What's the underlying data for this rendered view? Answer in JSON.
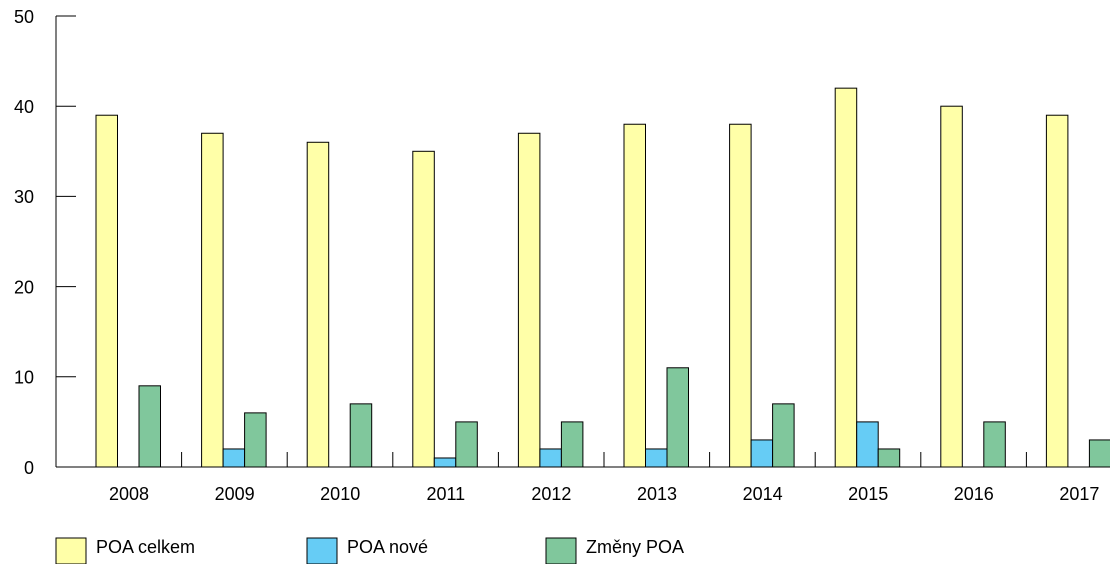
{
  "chart_data": {
    "type": "bar",
    "categories": [
      "2008",
      "2009",
      "2010",
      "2011",
      "2012",
      "2013",
      "2014",
      "2015",
      "2016",
      "2017"
    ],
    "series": [
      {
        "name": "POA celkem",
        "color": "#ffffa8",
        "values": [
          39,
          37,
          36,
          35,
          37,
          38,
          38,
          42,
          40,
          39
        ]
      },
      {
        "name": "POA nové",
        "color": "#66ccf5",
        "values": [
          0,
          2,
          0,
          1,
          2,
          2,
          3,
          5,
          0,
          0
        ]
      },
      {
        "name": "Změny POA",
        "color": "#80c79c",
        "values": [
          9,
          6,
          7,
          5,
          5,
          11,
          7,
          2,
          5,
          3
        ]
      }
    ],
    "ylim": [
      0,
      50
    ],
    "yticks": [
      0,
      10,
      20,
      30,
      40,
      50
    ],
    "grid": false,
    "legend_position": "bottom-left"
  }
}
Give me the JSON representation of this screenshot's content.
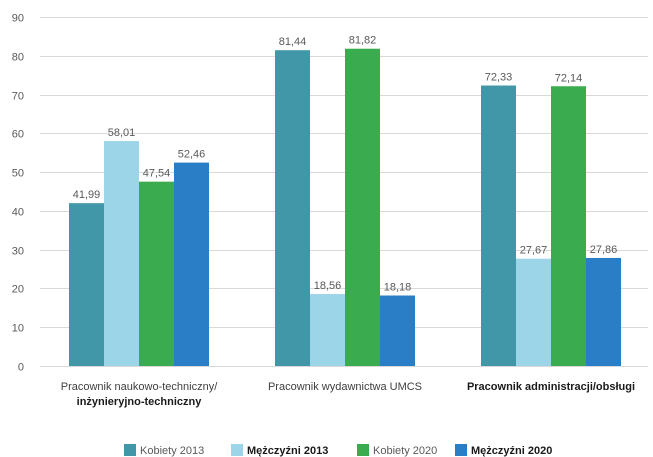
{
  "chart_data": {
    "type": "bar",
    "ylim": [
      0,
      90
    ],
    "ytick_step": 10,
    "grid": true,
    "legend_position": "bottom",
    "categories": [
      {
        "lines": [
          "Pracownik naukowo-techniczny/",
          "inżynieryjno-techniczny"
        ],
        "bold_lines": [
          false,
          true
        ]
      },
      {
        "lines": [
          "Pracownik wydawnictwa UMCS"
        ],
        "bold_lines": [
          false
        ]
      },
      {
        "lines": [
          "Pracownik administracji/obsługi"
        ],
        "bold_lines": [
          true
        ]
      }
    ],
    "series": [
      {
        "name": "Kobiety 2013",
        "color": "#4197a8",
        "bold": false,
        "values": [
          41.99,
          81.44,
          72.33
        ],
        "labels": [
          "41,99",
          "81,44",
          "72,33"
        ]
      },
      {
        "name": "Mężczyźni 2013",
        "color": "#9dd5e8",
        "bold": true,
        "values": [
          58.01,
          18.56,
          27.67
        ],
        "labels": [
          "58,01",
          "18,56",
          "27,67"
        ]
      },
      {
        "name": "Kobiety 2020",
        "color": "#3bab4f",
        "bold": false,
        "values": [
          47.54,
          81.82,
          72.14
        ],
        "labels": [
          "47,54",
          "81,82",
          "72,14"
        ]
      },
      {
        "name": "Mężczyźni 2020",
        "color": "#2a7ec5",
        "bold": true,
        "values": [
          52.46,
          18.18,
          27.86
        ],
        "labels": [
          "52,46",
          "18,18",
          "27,86"
        ]
      }
    ]
  }
}
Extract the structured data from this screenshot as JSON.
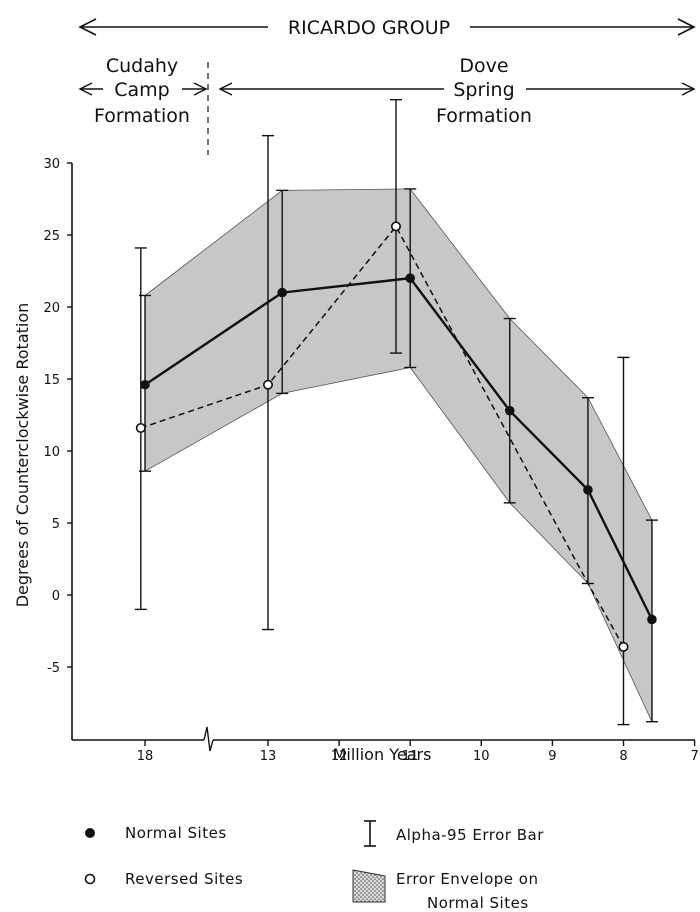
{
  "header": {
    "group_label": "RICARDO GROUP",
    "formation_left": [
      "Cudahy",
      "Camp",
      "Formation"
    ],
    "formation_right": [
      "Dove",
      "Spring",
      "Formation"
    ]
  },
  "chart_data": {
    "type": "line",
    "xlabel": "Million Years",
    "ylabel": "Degrees of Counterclockwise Rotation",
    "ylim": [
      -10,
      30
    ],
    "xlim": [
      7,
      19
    ],
    "x_axis_break_between": [
      18,
      13
    ],
    "x_ticks": [
      {
        "value": 18,
        "label": "18"
      },
      {
        "value": 13,
        "label": "13"
      },
      {
        "value": 12,
        "label": "12"
      },
      {
        "value": 11,
        "label": "11"
      },
      {
        "value": 10,
        "label": "10"
      },
      {
        "value": 9,
        "label": "9"
      },
      {
        "value": 8,
        "label": "8"
      },
      {
        "value": 7,
        "label": "7"
      }
    ],
    "y_ticks": [
      30,
      25,
      20,
      15,
      10,
      5,
      0,
      -5
    ],
    "formation_boundary_x": 16.5,
    "series": [
      {
        "name": "Normal Sites",
        "marker": "filled-circle",
        "line": "solid",
        "points": [
          {
            "x": 18.0,
            "y": 14.6,
            "err_low": 8.6,
            "err_high": 20.8
          },
          {
            "x": 12.8,
            "y": 21.0,
            "err_low": 14.0,
            "err_high": 28.1
          },
          {
            "x": 11.0,
            "y": 22.0,
            "err_low": 15.8,
            "err_high": 28.2
          },
          {
            "x": 9.6,
            "y": 12.8,
            "err_low": 6.4,
            "err_high": 19.2
          },
          {
            "x": 8.5,
            "y": 7.3,
            "err_low": 0.8,
            "err_high": 13.7
          },
          {
            "x": 7.6,
            "y": -1.7,
            "err_low": -8.8,
            "err_high": 5.2
          }
        ]
      },
      {
        "name": "Reversed Sites",
        "marker": "open-circle",
        "line": "dashed",
        "points": [
          {
            "x": 18.1,
            "y": 11.6,
            "err_low": -1.0,
            "err_high": 24.1
          },
          {
            "x": 13.0,
            "y": 14.6,
            "err_low": -2.4,
            "err_high": 31.9
          },
          {
            "x": 11.2,
            "y": 25.6,
            "err_low": 16.8,
            "err_high": 34.4
          },
          {
            "x": 8.5,
            "y": 0.8,
            "err_low": null,
            "err_high": null
          },
          {
            "x": 8.0,
            "y": -3.6,
            "err_low": -9.0,
            "err_high": 16.5
          }
        ]
      }
    ],
    "envelope": {
      "upper": [
        [
          18.0,
          20.8
        ],
        [
          12.8,
          28.1
        ],
        [
          11.0,
          28.2
        ],
        [
          9.6,
          19.2
        ],
        [
          8.5,
          13.7
        ],
        [
          7.6,
          5.2
        ]
      ],
      "lower": [
        [
          7.6,
          -8.8
        ],
        [
          8.5,
          0.8
        ],
        [
          9.6,
          6.4
        ],
        [
          11.0,
          15.8
        ],
        [
          12.8,
          14.0
        ],
        [
          18.0,
          8.6
        ]
      ]
    },
    "legend": {
      "placement": "bottom",
      "items": [
        {
          "key": "normal",
          "label": "Normal Sites"
        },
        {
          "key": "reversed",
          "label": "Reversed Sites"
        },
        {
          "key": "errorbar",
          "label": "Alpha-95 Error Bar"
        },
        {
          "key": "envelope",
          "label_lines": [
            "Error Envelope on",
            "Normal Sites"
          ]
        }
      ]
    },
    "colors": {
      "ink": "#111111",
      "envelope_fill": "#c7c7c7"
    }
  }
}
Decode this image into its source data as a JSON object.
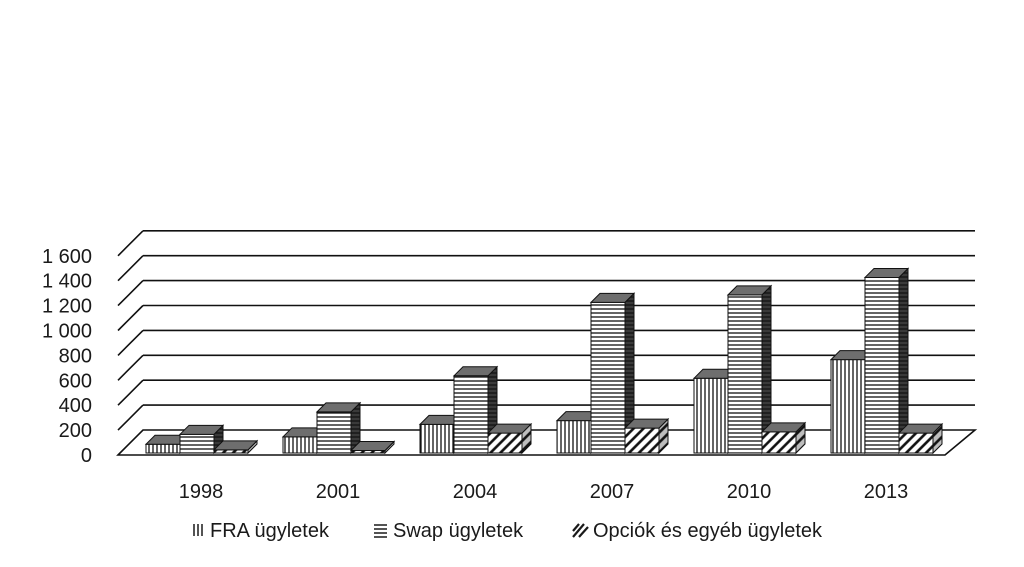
{
  "chart_data": {
    "type": "bar",
    "title": "",
    "xlabel": "",
    "ylabel": "",
    "ylim": [
      0,
      1600
    ],
    "yticks": [
      0,
      200,
      400,
      600,
      800,
      1000,
      1200,
      1400,
      1600
    ],
    "ytick_labels": [
      "0",
      "200",
      "400",
      "600",
      "800",
      "1 000",
      "1 200",
      "1 400",
      "1 600"
    ],
    "grid": true,
    "legend_position": "bottom",
    "categories": [
      "1998",
      "2001",
      "2004",
      "2007",
      "2010",
      "2013"
    ],
    "series": [
      {
        "name": "FRA ügyletek",
        "pattern": "vertical-lines",
        "values": [
          70,
          130,
          230,
          260,
          600,
          750
        ]
      },
      {
        "name": "Swap ügyletek",
        "pattern": "horizontal-lines",
        "values": [
          150,
          330,
          620,
          1210,
          1270,
          1410
        ]
      },
      {
        "name": "Opciók és egyéb ügyletek",
        "pattern": "diagonal-lines",
        "values": [
          25,
          20,
          160,
          200,
          170,
          160
        ]
      }
    ],
    "colors": {
      "top_face": "#6e6e6e",
      "side_face": "#555555",
      "grid": "#111111",
      "text": "#1a1a1a"
    }
  }
}
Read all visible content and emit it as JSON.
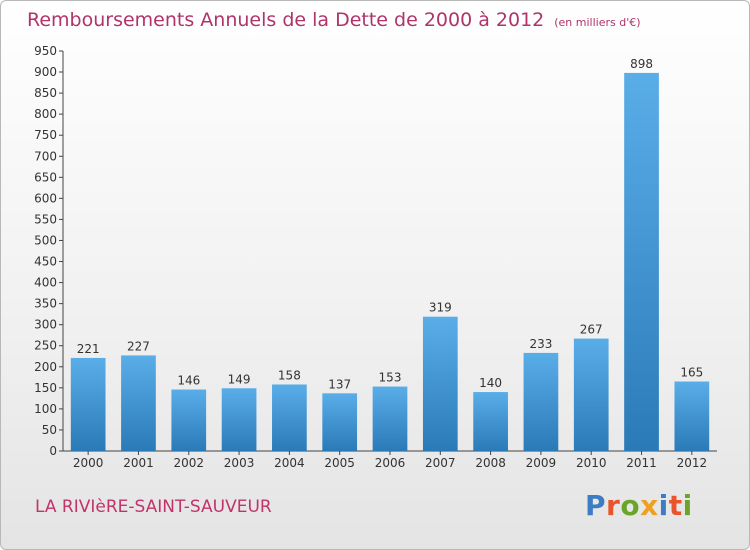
{
  "header": {
    "title": "Remboursements Annuels de la Dette de 2000 à 2012",
    "unit": "(en milliers d'€)"
  },
  "footer": {
    "commune": "LA RIVIèRE-SAINT-SAUVEUR",
    "logo_text": "Proxiti",
    "logo_colors": [
      "#3b7cc4",
      "#e8542c",
      "#6aa52a",
      "#f0a020",
      "#3b7cc4",
      "#e8542c",
      "#6aa52a"
    ]
  },
  "chart_data": {
    "type": "bar",
    "categories": [
      "2000",
      "2001",
      "2002",
      "2003",
      "2004",
      "2005",
      "2006",
      "2007",
      "2008",
      "2009",
      "2010",
      "2011",
      "2012"
    ],
    "values": [
      221,
      227,
      146,
      149,
      158,
      137,
      153,
      319,
      140,
      233,
      267,
      898,
      165
    ],
    "title": "Remboursements Annuels de la Dette de 2000 à 2012",
    "ylim": [
      0,
      950
    ],
    "yticks": [
      0,
      50,
      100,
      150,
      200,
      250,
      300,
      350,
      400,
      450,
      500,
      550,
      600,
      650,
      700,
      750,
      800,
      850,
      900,
      950
    ],
    "grid": false,
    "bar_color_top": "#5aaee8",
    "bar_color_bottom": "#2a7ab8"
  }
}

###

From the data, pick out every line that includes "circle".

Result –
        "marker": "filled-circle",
        "marker": "open-circle",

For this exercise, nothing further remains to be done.